▸ Task to carry out
Reproduce the text about the Haskell–L.S.U. football game word for word, between "Many times the" and "and S. Claiborne).", inclusive.

▸ Excerpted text
The Times-Picayune writer sympathized with Kent.

Time after time Haskell players were ejected from the game for alleged slugging, much to the disgust of a great many impartial spectators. Al­though Louisiana players several times hurdled, held, or employed other foul and illegal tactics, they were penalized only a few times, and R. L. Stovall, who engaged in a flat fight with "Big Chief" Baird, was the only L.S.U. man chased from the game. ...
Many times the Indians were exasperated enough to weep at the seeming partiality of the officials, and on several occasions they threat­ened to throw up the sponge and quit, but the long contest was played to the end and it was nearly dark when time was finally called.

One of the spectators at Pelican Park was Ty Cobb, "famed right fielder of the Detroit American League champions" who led the Junior Circuit in batting for the 1908 season.
  • Ty had made his first trip to New Orleans to play in exhibition games over the weekend at Eddy's Park (a block from the intersection of S. Carrollton and S. Claiborne).
  • Disgusted with the field being overrun with people in the second half, Cobb told newsmen covering the event, "You people over here don't seem to know how to run a game."
  • Persuaded to leave his seat in the grandstand and join the throng on the sidelines, Ty asked the officials, "Can't you see that Louisiana man hold­ing every time. What's the matter, umps? Pray, prop open those peepers!"
  • It's interesting that the Georgia Peach, a blatant racist regarding African-Americans, sympathized with Native Americans.
  • Although he had never played football, he knew the game and criticized the Indians for not having any interference.
  • Cobb opined that, although they were beaten by Auburn, the Sewanee Tigers could lick Louisiana.

Referee Halligan felt compelled to write a letter to the Picayune defending his work.

[Entries taken from a collection]
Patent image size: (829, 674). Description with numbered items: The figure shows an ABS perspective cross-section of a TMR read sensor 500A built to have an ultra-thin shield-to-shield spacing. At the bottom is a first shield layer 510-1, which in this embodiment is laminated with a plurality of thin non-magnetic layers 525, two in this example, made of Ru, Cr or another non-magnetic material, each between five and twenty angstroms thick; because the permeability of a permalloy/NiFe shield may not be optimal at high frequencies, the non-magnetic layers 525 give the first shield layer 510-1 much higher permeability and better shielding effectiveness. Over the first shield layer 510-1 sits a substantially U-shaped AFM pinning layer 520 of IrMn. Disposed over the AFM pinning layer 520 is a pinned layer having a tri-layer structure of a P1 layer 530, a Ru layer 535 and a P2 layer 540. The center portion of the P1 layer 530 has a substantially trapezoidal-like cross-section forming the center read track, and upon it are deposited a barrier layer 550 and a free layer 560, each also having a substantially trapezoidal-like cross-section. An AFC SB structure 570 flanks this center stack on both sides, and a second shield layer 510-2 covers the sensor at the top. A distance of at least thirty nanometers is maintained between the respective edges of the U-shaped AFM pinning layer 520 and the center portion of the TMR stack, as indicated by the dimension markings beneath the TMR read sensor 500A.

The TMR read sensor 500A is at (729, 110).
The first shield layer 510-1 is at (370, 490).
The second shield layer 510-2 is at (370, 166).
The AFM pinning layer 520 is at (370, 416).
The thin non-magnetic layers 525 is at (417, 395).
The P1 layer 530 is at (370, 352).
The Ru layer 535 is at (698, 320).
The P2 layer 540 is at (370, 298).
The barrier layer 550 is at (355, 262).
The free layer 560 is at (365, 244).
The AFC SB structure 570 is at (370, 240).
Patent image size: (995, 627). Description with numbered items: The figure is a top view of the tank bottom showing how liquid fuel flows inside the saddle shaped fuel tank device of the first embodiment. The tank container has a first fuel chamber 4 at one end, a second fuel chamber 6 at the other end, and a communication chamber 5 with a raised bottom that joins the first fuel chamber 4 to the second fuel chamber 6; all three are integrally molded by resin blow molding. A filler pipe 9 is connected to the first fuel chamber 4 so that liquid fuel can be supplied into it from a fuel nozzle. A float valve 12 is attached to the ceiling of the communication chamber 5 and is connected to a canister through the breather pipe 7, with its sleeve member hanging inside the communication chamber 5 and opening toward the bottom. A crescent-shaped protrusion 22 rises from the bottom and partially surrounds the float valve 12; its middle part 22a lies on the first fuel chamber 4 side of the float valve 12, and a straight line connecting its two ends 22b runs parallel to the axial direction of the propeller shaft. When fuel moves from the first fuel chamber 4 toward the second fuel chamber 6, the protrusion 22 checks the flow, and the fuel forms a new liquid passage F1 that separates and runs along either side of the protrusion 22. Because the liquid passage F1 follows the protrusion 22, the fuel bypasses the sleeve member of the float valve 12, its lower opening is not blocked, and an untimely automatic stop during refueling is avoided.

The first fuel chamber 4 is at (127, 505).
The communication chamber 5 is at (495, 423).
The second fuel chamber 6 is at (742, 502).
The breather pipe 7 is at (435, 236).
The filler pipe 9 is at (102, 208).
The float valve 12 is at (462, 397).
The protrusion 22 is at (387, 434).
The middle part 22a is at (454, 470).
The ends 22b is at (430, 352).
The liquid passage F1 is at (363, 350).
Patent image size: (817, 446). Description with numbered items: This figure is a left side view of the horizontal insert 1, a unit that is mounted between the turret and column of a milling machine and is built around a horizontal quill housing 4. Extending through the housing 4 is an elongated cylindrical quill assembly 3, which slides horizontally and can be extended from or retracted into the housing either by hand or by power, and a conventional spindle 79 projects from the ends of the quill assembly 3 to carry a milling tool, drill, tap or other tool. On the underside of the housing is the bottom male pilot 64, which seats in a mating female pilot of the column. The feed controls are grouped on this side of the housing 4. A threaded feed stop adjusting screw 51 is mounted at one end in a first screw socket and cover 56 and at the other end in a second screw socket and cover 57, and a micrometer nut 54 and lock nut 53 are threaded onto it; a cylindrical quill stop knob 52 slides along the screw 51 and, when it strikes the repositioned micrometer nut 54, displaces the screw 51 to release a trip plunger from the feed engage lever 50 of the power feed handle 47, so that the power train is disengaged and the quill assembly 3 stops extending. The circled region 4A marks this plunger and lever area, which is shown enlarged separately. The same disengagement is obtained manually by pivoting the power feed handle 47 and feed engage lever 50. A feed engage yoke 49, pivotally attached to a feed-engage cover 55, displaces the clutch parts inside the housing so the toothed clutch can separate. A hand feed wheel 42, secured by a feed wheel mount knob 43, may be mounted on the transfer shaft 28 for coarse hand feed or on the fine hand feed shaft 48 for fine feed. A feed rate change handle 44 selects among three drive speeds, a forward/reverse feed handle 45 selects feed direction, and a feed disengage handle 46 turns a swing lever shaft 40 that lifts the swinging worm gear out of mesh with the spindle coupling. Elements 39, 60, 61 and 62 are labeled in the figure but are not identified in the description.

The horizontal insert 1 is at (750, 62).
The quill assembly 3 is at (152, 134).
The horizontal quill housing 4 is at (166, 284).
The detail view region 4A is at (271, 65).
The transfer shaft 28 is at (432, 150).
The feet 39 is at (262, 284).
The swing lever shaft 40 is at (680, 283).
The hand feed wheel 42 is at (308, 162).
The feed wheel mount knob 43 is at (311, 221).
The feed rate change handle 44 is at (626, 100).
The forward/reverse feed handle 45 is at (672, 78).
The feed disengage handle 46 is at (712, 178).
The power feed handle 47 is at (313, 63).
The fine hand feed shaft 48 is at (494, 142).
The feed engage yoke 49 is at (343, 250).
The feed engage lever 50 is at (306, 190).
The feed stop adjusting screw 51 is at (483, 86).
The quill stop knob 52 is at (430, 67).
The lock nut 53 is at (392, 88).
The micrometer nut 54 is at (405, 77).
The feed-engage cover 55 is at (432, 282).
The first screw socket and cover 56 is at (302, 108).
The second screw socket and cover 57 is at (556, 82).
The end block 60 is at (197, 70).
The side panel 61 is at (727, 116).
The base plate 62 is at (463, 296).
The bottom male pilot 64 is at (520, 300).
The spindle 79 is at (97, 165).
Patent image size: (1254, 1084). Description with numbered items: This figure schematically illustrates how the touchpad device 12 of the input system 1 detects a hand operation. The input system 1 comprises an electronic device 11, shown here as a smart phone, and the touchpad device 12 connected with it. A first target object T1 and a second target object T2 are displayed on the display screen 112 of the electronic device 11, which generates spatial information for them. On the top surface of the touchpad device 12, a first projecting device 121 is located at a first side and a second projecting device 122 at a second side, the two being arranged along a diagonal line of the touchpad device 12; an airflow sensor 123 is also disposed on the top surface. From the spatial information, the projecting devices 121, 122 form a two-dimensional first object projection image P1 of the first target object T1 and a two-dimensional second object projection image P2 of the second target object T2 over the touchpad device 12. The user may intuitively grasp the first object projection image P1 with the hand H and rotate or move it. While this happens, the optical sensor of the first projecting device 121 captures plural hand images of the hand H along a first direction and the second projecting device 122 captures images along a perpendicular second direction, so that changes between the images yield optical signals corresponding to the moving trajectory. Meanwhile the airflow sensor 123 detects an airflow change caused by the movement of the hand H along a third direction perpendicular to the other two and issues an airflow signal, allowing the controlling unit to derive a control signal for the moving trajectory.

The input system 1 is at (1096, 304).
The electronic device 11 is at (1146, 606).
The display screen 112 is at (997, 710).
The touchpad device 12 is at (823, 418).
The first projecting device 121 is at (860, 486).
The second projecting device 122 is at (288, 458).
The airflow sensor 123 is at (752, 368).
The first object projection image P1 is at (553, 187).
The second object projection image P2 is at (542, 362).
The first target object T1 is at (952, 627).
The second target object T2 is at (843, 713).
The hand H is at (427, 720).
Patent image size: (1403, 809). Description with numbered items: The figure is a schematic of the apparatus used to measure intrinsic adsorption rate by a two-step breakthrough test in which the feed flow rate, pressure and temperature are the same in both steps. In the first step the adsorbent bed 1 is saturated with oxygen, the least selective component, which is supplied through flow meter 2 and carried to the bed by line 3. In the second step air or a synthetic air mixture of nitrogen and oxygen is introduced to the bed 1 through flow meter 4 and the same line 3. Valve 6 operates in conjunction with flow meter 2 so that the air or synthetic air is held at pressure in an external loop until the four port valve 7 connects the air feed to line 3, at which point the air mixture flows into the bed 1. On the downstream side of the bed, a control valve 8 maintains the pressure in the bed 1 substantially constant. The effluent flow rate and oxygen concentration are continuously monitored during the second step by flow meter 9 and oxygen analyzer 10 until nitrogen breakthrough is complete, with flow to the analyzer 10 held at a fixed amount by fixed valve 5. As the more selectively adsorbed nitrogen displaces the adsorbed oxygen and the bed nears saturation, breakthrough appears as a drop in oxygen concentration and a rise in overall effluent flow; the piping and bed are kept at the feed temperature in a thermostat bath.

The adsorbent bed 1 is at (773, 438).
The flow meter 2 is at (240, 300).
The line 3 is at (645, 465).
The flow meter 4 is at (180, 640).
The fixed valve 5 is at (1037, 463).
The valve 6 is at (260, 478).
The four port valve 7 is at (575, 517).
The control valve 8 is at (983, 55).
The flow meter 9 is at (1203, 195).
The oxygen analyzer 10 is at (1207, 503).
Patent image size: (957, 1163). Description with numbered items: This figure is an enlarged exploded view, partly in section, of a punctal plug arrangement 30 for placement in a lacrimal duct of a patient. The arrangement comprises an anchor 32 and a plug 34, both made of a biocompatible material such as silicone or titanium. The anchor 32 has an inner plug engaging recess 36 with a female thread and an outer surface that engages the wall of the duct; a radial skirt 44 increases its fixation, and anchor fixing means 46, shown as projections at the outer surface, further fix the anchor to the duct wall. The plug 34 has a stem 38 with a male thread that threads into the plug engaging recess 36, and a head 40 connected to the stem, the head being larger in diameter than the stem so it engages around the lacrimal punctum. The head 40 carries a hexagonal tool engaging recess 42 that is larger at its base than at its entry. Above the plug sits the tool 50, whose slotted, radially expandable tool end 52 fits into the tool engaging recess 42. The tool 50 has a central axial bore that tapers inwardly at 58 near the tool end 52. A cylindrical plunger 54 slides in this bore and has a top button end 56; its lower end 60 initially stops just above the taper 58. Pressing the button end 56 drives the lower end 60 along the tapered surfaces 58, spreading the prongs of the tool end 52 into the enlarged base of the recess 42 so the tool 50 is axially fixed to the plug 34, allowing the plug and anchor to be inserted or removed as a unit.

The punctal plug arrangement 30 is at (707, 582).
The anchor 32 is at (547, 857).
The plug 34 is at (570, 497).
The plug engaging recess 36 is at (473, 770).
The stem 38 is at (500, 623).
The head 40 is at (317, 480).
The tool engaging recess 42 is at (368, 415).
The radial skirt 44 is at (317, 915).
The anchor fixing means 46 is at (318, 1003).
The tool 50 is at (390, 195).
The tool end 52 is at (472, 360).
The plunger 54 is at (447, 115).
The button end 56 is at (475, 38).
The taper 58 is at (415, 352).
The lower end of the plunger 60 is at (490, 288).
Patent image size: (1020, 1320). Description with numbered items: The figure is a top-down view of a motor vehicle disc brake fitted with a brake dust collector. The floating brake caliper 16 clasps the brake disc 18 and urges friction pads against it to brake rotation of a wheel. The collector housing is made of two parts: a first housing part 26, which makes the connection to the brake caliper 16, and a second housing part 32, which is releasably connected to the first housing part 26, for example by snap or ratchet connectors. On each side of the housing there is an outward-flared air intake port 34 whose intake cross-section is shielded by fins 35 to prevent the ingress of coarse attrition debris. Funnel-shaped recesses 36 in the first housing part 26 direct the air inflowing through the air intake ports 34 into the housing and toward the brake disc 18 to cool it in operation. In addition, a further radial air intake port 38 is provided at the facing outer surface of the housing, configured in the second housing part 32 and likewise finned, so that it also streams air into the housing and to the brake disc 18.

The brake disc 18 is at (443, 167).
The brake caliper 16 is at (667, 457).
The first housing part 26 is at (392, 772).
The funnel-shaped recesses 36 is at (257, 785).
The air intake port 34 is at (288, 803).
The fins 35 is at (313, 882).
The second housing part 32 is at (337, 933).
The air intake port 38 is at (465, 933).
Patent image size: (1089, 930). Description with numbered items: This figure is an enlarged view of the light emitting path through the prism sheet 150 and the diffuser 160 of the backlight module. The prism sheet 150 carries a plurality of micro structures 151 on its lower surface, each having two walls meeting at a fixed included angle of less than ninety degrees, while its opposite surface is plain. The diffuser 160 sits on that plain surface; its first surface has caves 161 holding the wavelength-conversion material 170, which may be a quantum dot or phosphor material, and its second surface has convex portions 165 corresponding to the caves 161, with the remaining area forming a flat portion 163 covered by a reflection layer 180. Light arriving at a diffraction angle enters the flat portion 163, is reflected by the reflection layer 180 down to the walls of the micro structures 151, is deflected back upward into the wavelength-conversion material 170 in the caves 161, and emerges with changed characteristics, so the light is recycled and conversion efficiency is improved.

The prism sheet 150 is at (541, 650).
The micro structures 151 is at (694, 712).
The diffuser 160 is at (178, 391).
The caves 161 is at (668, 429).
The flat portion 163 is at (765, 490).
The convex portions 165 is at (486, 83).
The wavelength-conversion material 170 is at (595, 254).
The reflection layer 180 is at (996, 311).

▸ Answer below
Many times the Indians were exasperated enough to weep at the seeming partiality of the officials, and on several occasions they threat­ened to throw up the sponge and quit, but the long contest was played to the end and it was nearly dark when time was finally called.

One of the spectators at Pelican Park was Ty Cobb, "famed right fielder of the Detroit American League champions" who led the Junior Circuit in batting for the 1908 season.
  • Ty had made his first trip to New Orleans to play in exhibition games over the weekend at Eddy's Park (a block from the intersection of S. Carrollton and S. Claiborne).